• **Data to process**:
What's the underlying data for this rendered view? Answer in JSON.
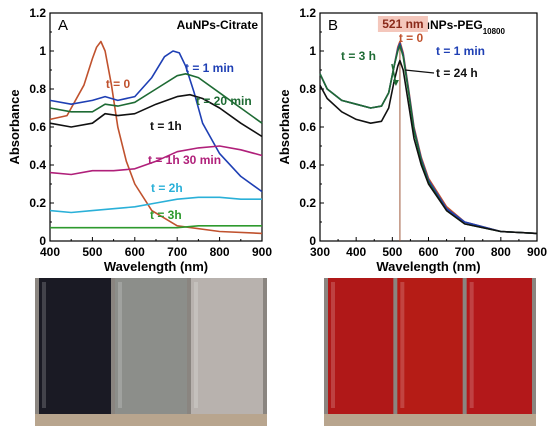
{
  "chart_data": [
    {
      "panel": "A",
      "type": "line",
      "title": "AuNPs-Citrate",
      "xlabel": "Wavelength (nm)",
      "ylabel": "Absorbance",
      "xlim": [
        400,
        900
      ],
      "ylim": [
        0,
        1.2
      ],
      "xticks": [
        "400",
        "500",
        "600",
        "700",
        "800",
        "900"
      ],
      "yticks": [
        "0",
        "0.2",
        "0.4",
        "0.6",
        "0.8",
        "1",
        "1.2"
      ],
      "grid": false,
      "series": [
        {
          "name": "t = 0",
          "color": "#c0522e",
          "x": [
            400,
            440,
            480,
            500,
            510,
            520,
            530,
            545,
            560,
            580,
            600,
            640,
            700,
            800,
            900
          ],
          "y": [
            0.64,
            0.66,
            0.82,
            0.96,
            1.02,
            1.05,
            1.0,
            0.82,
            0.6,
            0.42,
            0.3,
            0.16,
            0.08,
            0.05,
            0.04
          ]
        },
        {
          "name": "t = 1 min",
          "color": "#1e3fb4",
          "x": [
            400,
            450,
            500,
            530,
            560,
            600,
            640,
            670,
            690,
            705,
            720,
            740,
            760,
            800,
            850,
            900
          ],
          "y": [
            0.74,
            0.72,
            0.74,
            0.76,
            0.74,
            0.76,
            0.86,
            0.97,
            1.0,
            0.99,
            0.92,
            0.78,
            0.62,
            0.46,
            0.34,
            0.26
          ]
        },
        {
          "name": "t = 20 min",
          "color": "#1e6b34",
          "x": [
            400,
            450,
            500,
            530,
            560,
            600,
            650,
            700,
            720,
            750,
            800,
            850,
            900
          ],
          "y": [
            0.7,
            0.68,
            0.68,
            0.72,
            0.71,
            0.73,
            0.8,
            0.87,
            0.88,
            0.86,
            0.78,
            0.7,
            0.62
          ]
        },
        {
          "name": "t = 1h",
          "color": "#111111",
          "x": [
            400,
            450,
            500,
            530,
            560,
            600,
            650,
            700,
            730,
            760,
            800,
            850,
            900
          ],
          "y": [
            0.62,
            0.6,
            0.62,
            0.67,
            0.66,
            0.67,
            0.72,
            0.76,
            0.77,
            0.75,
            0.7,
            0.62,
            0.55
          ]
        },
        {
          "name": "t = 1h 30 min",
          "color": "#b0207a",
          "x": [
            400,
            450,
            500,
            550,
            600,
            650,
            700,
            750,
            800,
            850,
            900
          ],
          "y": [
            0.36,
            0.35,
            0.37,
            0.37,
            0.38,
            0.42,
            0.47,
            0.49,
            0.5,
            0.48,
            0.45
          ]
        },
        {
          "name": "t = 2h",
          "color": "#2ab0d8",
          "x": [
            400,
            450,
            500,
            550,
            600,
            650,
            700,
            750,
            800,
            850,
            900
          ],
          "y": [
            0.16,
            0.15,
            0.16,
            0.17,
            0.18,
            0.2,
            0.22,
            0.23,
            0.23,
            0.22,
            0.22
          ]
        },
        {
          "name": "t = 3h",
          "color": "#2e9a2e",
          "x": [
            400,
            450,
            500,
            550,
            600,
            650,
            700,
            750,
            800,
            850,
            900
          ],
          "y": [
            0.07,
            0.07,
            0.07,
            0.07,
            0.07,
            0.07,
            0.07,
            0.08,
            0.08,
            0.08,
            0.08
          ]
        }
      ]
    },
    {
      "panel": "B",
      "type": "line",
      "title": "AuNPs-PEG",
      "title_subscript": "10800",
      "peak_annotation": "521 nm",
      "peak_x": 521,
      "xlabel": "Wavelength (nm)",
      "ylabel": "Absorbance",
      "xlim": [
        300,
        900
      ],
      "ylim": [
        0,
        1.2
      ],
      "xticks": [
        "300",
        "400",
        "500",
        "600",
        "700",
        "800",
        "900"
      ],
      "yticks": [
        "0",
        "0.2",
        "0.4",
        "0.6",
        "0.8",
        "1",
        "1.2"
      ],
      "grid": false,
      "series": [
        {
          "name": "t = 0",
          "color": "#c0522e",
          "x": [
            300,
            320,
            360,
            400,
            440,
            470,
            490,
            505,
            515,
            521,
            530,
            545,
            560,
            580,
            600,
            650,
            700,
            800,
            900
          ],
          "y": [
            0.88,
            0.8,
            0.74,
            0.72,
            0.7,
            0.71,
            0.78,
            0.92,
            1.02,
            1.05,
            0.99,
            0.8,
            0.6,
            0.44,
            0.33,
            0.18,
            0.1,
            0.05,
            0.04
          ]
        },
        {
          "name": "t = 1 min",
          "color": "#1e3fb4",
          "x": [
            300,
            320,
            360,
            400,
            440,
            470,
            490,
            505,
            515,
            521,
            530,
            545,
            560,
            580,
            600,
            650,
            700,
            800,
            900
          ],
          "y": [
            0.88,
            0.8,
            0.74,
            0.72,
            0.7,
            0.71,
            0.78,
            0.92,
            1.01,
            1.04,
            0.98,
            0.79,
            0.59,
            0.43,
            0.32,
            0.17,
            0.1,
            0.05,
            0.04
          ]
        },
        {
          "name": "t = 3 h",
          "color": "#1e6b34",
          "x": [
            300,
            320,
            360,
            400,
            440,
            470,
            490,
            505,
            515,
            521,
            530,
            545,
            560,
            580,
            600,
            650,
            700,
            800,
            900
          ],
          "y": [
            0.88,
            0.8,
            0.74,
            0.72,
            0.7,
            0.71,
            0.78,
            0.92,
            1.0,
            1.03,
            0.97,
            0.78,
            0.58,
            0.42,
            0.31,
            0.16,
            0.09,
            0.05,
            0.04
          ]
        },
        {
          "name": "t = 24 h",
          "color": "#111111",
          "x": [
            300,
            320,
            360,
            400,
            440,
            470,
            490,
            505,
            515,
            521,
            530,
            545,
            560,
            580,
            600,
            650,
            700,
            800,
            900
          ],
          "y": [
            0.82,
            0.75,
            0.68,
            0.64,
            0.62,
            0.63,
            0.7,
            0.84,
            0.92,
            0.95,
            0.9,
            0.72,
            0.54,
            0.4,
            0.3,
            0.16,
            0.09,
            0.05,
            0.04
          ]
        }
      ]
    }
  ],
  "photos": [
    {
      "cuvettes": [
        {
          "color": "#1a1a24"
        },
        {
          "color": "#8c8e8a"
        },
        {
          "color": "#b8b2ae"
        }
      ]
    },
    {
      "cuvettes": [
        {
          "color": "#b01818"
        },
        {
          "color": "#b51c16"
        },
        {
          "color": "#b3181a"
        }
      ]
    }
  ]
}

• **Instructions to follow**: Without including any picture, retype the entries exactly.

• **Answer to this problem**:
What's the underlying data for this rendered view? Answer in JSON.
{
  "chart_data": [
    {
      "panel": "A",
      "type": "line",
      "title": "AuNPs-Citrate",
      "xlabel": "Wavelength (nm)",
      "ylabel": "Absorbance",
      "xlim": [
        400,
        900
      ],
      "ylim": [
        0,
        1.2
      ],
      "xticks": [
        "400",
        "500",
        "600",
        "700",
        "800",
        "900"
      ],
      "yticks": [
        "0",
        "0.2",
        "0.4",
        "0.6",
        "0.8",
        "1",
        "1.2"
      ],
      "grid": false,
      "series": [
        {
          "name": "t = 0",
          "color": "#c0522e",
          "x": [
            400,
            440,
            480,
            500,
            510,
            520,
            530,
            545,
            560,
            580,
            600,
            640,
            700,
            800,
            900
          ],
          "y": [
            0.64,
            0.66,
            0.82,
            0.96,
            1.02,
            1.05,
            1.0,
            0.82,
            0.6,
            0.42,
            0.3,
            0.16,
            0.08,
            0.05,
            0.04
          ]
        },
        {
          "name": "t = 1 min",
          "color": "#1e3fb4",
          "x": [
            400,
            450,
            500,
            530,
            560,
            600,
            640,
            670,
            690,
            705,
            720,
            740,
            760,
            800,
            850,
            900
          ],
          "y": [
            0.74,
            0.72,
            0.74,
            0.76,
            0.74,
            0.76,
            0.86,
            0.97,
            1.0,
            0.99,
            0.92,
            0.78,
            0.62,
            0.46,
            0.34,
            0.26
          ]
        },
        {
          "name": "t = 20 min",
          "color": "#1e6b34",
          "x": [
            400,
            450,
            500,
            530,
            560,
            600,
            650,
            700,
            720,
            750,
            800,
            850,
            900
          ],
          "y": [
            0.7,
            0.68,
            0.68,
            0.72,
            0.71,
            0.73,
            0.8,
            0.87,
            0.88,
            0.86,
            0.78,
            0.7,
            0.62
          ]
        },
        {
          "name": "t = 1h",
          "color": "#111111",
          "x": [
            400,
            450,
            500,
            530,
            560,
            600,
            650,
            700,
            730,
            760,
            800,
            850,
            900
          ],
          "y": [
            0.62,
            0.6,
            0.62,
            0.67,
            0.66,
            0.67,
            0.72,
            0.76,
            0.77,
            0.75,
            0.7,
            0.62,
            0.55
          ]
        },
        {
          "name": "t = 1h 30 min",
          "color": "#b0207a",
          "x": [
            400,
            450,
            500,
            550,
            600,
            650,
            700,
            750,
            800,
            850,
            900
          ],
          "y": [
            0.36,
            0.35,
            0.37,
            0.37,
            0.38,
            0.42,
            0.47,
            0.49,
            0.5,
            0.48,
            0.45
          ]
        },
        {
          "name": "t = 2h",
          "color": "#2ab0d8",
          "x": [
            400,
            450,
            500,
            550,
            600,
            650,
            700,
            750,
            800,
            850,
            900
          ],
          "y": [
            0.16,
            0.15,
            0.16,
            0.17,
            0.18,
            0.2,
            0.22,
            0.23,
            0.23,
            0.22,
            0.22
          ]
        },
        {
          "name": "t = 3h",
          "color": "#2e9a2e",
          "x": [
            400,
            450,
            500,
            550,
            600,
            650,
            700,
            750,
            800,
            850,
            900
          ],
          "y": [
            0.07,
            0.07,
            0.07,
            0.07,
            0.07,
            0.07,
            0.07,
            0.08,
            0.08,
            0.08,
            0.08
          ]
        }
      ]
    },
    {
      "panel": "B",
      "type": "line",
      "title": "AuNPs-PEG",
      "title_subscript": "10800",
      "peak_annotation": "521 nm",
      "peak_x": 521,
      "xlabel": "Wavelength (nm)",
      "ylabel": "Absorbance",
      "xlim": [
        300,
        900
      ],
      "ylim": [
        0,
        1.2
      ],
      "xticks": [
        "300",
        "400",
        "500",
        "600",
        "700",
        "800",
        "900"
      ],
      "yticks": [
        "0",
        "0.2",
        "0.4",
        "0.6",
        "0.8",
        "1",
        "1.2"
      ],
      "grid": false,
      "series": [
        {
          "name": "t = 0",
          "color": "#c0522e",
          "x": [
            300,
            320,
            360,
            400,
            440,
            470,
            490,
            505,
            515,
            521,
            530,
            545,
            560,
            580,
            600,
            650,
            700,
            800,
            900
          ],
          "y": [
            0.88,
            0.8,
            0.74,
            0.72,
            0.7,
            0.71,
            0.78,
            0.92,
            1.02,
            1.05,
            0.99,
            0.8,
            0.6,
            0.44,
            0.33,
            0.18,
            0.1,
            0.05,
            0.04
          ]
        },
        {
          "name": "t = 1 min",
          "color": "#1e3fb4",
          "x": [
            300,
            320,
            360,
            400,
            440,
            470,
            490,
            505,
            515,
            521,
            530,
            545,
            560,
            580,
            600,
            650,
            700,
            800,
            900
          ],
          "y": [
            0.88,
            0.8,
            0.74,
            0.72,
            0.7,
            0.71,
            0.78,
            0.92,
            1.01,
            1.04,
            0.98,
            0.79,
            0.59,
            0.43,
            0.32,
            0.17,
            0.1,
            0.05,
            0.04
          ]
        },
        {
          "name": "t = 3 h",
          "color": "#1e6b34",
          "x": [
            300,
            320,
            360,
            400,
            440,
            470,
            490,
            505,
            515,
            521,
            530,
            545,
            560,
            580,
            600,
            650,
            700,
            800,
            900
          ],
          "y": [
            0.88,
            0.8,
            0.74,
            0.72,
            0.7,
            0.71,
            0.78,
            0.92,
            1.0,
            1.03,
            0.97,
            0.78,
            0.58,
            0.42,
            0.31,
            0.16,
            0.09,
            0.05,
            0.04
          ]
        },
        {
          "name": "t = 24 h",
          "color": "#111111",
          "x": [
            300,
            320,
            360,
            400,
            440,
            470,
            490,
            505,
            515,
            521,
            530,
            545,
            560,
            580,
            600,
            650,
            700,
            800,
            900
          ],
          "y": [
            0.82,
            0.75,
            0.68,
            0.64,
            0.62,
            0.63,
            0.7,
            0.84,
            0.92,
            0.95,
            0.9,
            0.72,
            0.54,
            0.4,
            0.3,
            0.16,
            0.09,
            0.05,
            0.04
          ]
        }
      ]
    }
  ],
  "photos": [
    {
      "cuvettes": [
        {
          "color": "#1a1a24"
        },
        {
          "color": "#8c8e8a"
        },
        {
          "color": "#b8b2ae"
        }
      ]
    },
    {
      "cuvettes": [
        {
          "color": "#b01818"
        },
        {
          "color": "#b51c16"
        },
        {
          "color": "#b3181a"
        }
      ]
    }
  ]
}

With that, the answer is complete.